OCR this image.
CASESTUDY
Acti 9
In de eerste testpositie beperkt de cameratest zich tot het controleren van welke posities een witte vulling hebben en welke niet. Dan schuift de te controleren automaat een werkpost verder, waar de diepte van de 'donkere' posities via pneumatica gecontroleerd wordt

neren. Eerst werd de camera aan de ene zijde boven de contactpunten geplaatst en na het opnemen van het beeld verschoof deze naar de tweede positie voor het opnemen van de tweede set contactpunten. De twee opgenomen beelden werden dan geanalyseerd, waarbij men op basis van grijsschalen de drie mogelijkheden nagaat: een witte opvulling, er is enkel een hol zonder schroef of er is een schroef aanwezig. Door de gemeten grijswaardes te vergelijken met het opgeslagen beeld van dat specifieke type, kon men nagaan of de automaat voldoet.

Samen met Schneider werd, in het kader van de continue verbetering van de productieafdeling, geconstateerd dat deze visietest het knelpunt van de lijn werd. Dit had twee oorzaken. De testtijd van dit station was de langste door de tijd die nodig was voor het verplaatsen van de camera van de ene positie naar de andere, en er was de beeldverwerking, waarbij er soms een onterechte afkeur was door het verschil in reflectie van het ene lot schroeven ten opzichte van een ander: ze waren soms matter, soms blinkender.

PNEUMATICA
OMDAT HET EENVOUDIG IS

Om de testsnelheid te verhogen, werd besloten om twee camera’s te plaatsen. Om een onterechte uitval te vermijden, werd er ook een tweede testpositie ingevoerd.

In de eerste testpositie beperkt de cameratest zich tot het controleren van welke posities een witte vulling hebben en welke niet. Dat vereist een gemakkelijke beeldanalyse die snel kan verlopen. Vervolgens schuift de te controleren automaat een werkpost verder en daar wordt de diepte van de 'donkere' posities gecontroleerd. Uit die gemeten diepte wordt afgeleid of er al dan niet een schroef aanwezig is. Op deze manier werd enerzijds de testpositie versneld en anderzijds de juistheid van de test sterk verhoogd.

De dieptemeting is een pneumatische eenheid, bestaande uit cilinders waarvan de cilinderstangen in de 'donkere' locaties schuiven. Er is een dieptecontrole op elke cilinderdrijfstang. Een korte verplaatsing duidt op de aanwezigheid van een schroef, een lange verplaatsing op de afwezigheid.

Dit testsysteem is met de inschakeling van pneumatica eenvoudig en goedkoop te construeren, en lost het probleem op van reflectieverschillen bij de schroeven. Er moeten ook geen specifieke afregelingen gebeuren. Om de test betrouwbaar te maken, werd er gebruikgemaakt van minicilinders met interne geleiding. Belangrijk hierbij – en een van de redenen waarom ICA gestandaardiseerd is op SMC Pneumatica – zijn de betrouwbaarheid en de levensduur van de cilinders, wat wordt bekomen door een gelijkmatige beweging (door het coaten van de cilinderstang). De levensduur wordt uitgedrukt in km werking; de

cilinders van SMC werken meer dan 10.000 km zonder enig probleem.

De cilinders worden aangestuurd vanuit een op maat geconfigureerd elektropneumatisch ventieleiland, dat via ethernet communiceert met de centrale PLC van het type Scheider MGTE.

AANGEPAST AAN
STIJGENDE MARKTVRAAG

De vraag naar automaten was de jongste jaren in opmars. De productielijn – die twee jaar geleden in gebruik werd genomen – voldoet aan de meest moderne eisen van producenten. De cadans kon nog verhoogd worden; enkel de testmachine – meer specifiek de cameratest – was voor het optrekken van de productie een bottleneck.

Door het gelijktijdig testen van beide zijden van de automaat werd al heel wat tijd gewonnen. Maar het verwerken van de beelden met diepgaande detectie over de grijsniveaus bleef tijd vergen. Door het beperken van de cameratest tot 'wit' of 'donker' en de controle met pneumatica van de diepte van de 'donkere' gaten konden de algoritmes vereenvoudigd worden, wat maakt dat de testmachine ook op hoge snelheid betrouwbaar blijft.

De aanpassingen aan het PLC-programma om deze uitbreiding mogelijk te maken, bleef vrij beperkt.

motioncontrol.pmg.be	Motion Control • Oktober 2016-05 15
---
### WORK ORDER
Only a number is wanted here. How many lines in the material contain "meer"?

### ANSWER TO THIS TASK
2